Aim: The exercise asks you to copy every line below in which "перемычки" appears.

(Collected data)
════

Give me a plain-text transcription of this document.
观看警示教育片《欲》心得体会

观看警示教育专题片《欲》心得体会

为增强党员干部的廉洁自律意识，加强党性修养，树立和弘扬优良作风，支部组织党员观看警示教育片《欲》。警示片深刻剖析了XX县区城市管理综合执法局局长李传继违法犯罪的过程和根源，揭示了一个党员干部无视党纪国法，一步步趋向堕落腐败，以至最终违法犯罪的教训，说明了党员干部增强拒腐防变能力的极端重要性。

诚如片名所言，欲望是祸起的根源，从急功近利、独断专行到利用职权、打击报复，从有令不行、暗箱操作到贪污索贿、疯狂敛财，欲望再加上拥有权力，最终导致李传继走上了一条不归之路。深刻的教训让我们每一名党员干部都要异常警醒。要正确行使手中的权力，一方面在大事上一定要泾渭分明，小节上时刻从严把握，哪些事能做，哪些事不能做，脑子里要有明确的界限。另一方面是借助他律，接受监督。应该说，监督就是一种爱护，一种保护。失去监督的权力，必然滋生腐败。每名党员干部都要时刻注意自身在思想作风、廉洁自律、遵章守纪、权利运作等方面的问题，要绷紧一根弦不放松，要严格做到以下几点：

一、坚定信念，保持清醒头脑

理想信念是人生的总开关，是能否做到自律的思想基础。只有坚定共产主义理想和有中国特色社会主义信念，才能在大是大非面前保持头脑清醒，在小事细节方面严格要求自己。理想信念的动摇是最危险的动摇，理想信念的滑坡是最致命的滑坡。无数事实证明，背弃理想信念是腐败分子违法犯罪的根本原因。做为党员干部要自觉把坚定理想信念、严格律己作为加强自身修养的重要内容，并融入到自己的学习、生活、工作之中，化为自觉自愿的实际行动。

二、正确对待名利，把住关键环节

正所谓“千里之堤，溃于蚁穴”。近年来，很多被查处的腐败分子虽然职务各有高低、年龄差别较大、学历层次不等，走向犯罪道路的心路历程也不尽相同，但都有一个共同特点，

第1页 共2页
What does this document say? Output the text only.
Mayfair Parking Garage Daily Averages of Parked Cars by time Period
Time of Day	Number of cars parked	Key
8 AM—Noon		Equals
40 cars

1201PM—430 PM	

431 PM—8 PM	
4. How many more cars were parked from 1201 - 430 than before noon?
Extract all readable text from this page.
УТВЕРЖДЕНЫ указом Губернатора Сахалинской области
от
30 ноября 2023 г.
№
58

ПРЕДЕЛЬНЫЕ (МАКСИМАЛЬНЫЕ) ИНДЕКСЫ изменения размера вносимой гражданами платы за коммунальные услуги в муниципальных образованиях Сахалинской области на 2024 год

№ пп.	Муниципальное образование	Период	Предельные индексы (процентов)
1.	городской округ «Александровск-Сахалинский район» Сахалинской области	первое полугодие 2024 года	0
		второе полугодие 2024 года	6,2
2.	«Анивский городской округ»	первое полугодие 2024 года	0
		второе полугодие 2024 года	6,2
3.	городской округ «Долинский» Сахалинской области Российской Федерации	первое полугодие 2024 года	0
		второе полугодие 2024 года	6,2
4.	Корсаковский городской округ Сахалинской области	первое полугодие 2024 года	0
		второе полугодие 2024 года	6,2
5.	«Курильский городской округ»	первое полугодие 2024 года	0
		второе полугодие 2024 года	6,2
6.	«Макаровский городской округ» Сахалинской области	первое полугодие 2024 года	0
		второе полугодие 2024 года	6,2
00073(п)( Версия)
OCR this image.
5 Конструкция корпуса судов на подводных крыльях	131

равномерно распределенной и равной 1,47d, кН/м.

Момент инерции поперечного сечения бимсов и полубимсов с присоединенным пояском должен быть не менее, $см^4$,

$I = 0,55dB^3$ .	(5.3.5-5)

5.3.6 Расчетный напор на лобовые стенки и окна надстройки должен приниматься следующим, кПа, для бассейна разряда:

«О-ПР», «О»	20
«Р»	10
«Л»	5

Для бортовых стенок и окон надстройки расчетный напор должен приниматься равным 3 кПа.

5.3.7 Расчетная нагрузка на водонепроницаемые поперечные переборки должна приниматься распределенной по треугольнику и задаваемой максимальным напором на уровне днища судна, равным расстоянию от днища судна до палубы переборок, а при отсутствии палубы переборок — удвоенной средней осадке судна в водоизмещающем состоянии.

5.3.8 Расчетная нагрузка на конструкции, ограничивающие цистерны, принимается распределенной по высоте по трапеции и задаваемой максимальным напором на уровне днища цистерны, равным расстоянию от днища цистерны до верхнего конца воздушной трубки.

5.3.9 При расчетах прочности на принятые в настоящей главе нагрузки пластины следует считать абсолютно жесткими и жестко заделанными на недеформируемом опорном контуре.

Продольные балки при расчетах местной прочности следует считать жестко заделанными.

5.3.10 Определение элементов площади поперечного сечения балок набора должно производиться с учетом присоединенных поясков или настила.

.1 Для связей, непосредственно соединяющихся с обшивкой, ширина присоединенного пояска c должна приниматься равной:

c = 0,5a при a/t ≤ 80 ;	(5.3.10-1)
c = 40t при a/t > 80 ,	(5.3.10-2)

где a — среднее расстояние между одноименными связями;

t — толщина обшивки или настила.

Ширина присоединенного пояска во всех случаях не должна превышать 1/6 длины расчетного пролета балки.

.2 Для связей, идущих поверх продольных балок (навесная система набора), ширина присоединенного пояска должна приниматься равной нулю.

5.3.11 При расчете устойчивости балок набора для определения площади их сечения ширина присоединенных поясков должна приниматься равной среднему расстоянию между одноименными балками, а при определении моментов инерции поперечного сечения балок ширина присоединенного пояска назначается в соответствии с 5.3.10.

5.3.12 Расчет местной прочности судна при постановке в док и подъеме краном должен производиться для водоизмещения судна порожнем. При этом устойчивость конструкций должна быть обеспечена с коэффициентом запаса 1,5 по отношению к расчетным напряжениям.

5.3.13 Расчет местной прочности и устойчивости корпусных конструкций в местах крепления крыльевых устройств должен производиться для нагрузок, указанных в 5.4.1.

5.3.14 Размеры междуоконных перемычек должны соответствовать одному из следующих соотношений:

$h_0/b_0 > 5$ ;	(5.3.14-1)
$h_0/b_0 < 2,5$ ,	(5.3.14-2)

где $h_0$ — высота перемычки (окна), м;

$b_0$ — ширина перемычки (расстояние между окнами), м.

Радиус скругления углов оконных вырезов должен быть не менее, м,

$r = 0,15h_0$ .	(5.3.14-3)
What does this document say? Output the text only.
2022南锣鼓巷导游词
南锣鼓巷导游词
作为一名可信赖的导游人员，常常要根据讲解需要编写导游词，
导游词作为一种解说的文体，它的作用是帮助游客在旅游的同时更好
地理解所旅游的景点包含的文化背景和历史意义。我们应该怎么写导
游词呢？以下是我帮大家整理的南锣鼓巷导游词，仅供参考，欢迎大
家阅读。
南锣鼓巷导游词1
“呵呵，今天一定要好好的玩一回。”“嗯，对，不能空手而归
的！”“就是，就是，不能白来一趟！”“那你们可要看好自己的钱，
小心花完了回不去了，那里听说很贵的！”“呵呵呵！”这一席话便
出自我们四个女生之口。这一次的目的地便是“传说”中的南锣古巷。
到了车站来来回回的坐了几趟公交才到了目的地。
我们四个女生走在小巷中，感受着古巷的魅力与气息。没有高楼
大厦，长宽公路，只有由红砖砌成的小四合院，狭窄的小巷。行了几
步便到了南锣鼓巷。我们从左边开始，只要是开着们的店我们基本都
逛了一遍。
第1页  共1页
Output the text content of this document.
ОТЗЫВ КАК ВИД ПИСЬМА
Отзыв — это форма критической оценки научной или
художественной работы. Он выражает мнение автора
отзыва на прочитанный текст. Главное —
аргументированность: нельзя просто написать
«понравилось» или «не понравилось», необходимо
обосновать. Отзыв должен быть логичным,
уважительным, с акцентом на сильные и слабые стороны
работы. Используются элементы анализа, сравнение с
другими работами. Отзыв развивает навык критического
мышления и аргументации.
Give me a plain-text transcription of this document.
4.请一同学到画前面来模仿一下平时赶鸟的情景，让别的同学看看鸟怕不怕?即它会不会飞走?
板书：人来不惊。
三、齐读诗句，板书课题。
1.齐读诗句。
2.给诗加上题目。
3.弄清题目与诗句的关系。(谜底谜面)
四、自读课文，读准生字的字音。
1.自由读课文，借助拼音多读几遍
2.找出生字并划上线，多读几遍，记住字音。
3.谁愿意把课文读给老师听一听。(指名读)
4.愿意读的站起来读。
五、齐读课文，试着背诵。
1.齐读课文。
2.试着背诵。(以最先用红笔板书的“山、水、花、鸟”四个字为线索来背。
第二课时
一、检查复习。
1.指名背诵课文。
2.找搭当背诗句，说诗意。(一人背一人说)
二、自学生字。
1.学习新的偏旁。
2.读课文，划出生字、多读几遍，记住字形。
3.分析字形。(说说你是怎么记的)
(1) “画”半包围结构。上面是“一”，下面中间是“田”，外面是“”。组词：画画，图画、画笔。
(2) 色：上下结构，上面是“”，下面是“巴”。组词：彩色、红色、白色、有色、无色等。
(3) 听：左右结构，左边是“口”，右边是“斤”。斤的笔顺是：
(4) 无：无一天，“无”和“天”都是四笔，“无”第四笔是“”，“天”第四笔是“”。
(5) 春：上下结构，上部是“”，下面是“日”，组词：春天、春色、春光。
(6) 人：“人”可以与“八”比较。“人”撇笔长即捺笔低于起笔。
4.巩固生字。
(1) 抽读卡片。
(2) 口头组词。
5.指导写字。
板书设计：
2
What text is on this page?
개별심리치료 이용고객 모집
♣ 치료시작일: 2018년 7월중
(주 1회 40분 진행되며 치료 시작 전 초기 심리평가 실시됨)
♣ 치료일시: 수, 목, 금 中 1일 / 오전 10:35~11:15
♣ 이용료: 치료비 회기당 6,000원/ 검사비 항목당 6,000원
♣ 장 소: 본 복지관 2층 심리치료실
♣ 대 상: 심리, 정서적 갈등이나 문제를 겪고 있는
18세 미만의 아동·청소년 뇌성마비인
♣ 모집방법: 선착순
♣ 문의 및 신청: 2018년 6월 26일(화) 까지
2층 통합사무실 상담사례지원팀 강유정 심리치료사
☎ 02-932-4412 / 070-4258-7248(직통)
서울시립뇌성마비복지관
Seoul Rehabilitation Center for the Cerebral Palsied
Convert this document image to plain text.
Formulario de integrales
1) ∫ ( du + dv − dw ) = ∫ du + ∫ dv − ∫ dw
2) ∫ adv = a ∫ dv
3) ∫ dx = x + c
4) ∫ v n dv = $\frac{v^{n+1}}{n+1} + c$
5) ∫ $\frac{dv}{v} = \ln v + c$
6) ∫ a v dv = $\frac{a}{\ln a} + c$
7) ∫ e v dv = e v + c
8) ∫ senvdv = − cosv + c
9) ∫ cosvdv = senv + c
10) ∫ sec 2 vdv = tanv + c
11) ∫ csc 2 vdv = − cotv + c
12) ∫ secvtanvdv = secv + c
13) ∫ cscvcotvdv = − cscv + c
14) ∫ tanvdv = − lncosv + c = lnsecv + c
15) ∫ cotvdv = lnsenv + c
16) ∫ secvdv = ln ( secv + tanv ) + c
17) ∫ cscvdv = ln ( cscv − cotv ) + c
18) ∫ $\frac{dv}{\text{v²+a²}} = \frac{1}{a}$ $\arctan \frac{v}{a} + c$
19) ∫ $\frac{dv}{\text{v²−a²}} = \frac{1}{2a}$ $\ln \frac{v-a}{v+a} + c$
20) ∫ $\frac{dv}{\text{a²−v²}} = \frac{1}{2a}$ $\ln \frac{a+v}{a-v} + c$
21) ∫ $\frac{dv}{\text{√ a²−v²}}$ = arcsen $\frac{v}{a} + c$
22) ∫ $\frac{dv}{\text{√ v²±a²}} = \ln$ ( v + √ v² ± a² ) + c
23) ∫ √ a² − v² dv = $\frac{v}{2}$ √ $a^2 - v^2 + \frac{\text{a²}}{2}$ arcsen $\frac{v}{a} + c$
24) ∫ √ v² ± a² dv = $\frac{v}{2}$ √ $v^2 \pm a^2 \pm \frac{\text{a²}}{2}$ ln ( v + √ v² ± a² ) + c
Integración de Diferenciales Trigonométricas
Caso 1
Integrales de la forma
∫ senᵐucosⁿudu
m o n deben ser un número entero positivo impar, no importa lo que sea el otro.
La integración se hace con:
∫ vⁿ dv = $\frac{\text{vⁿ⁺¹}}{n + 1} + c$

════

Exercise response:
где $h_0$ — высота перемычки (окна), м;
$b_0$ — ширина перемычки (расстояние между окнами), м.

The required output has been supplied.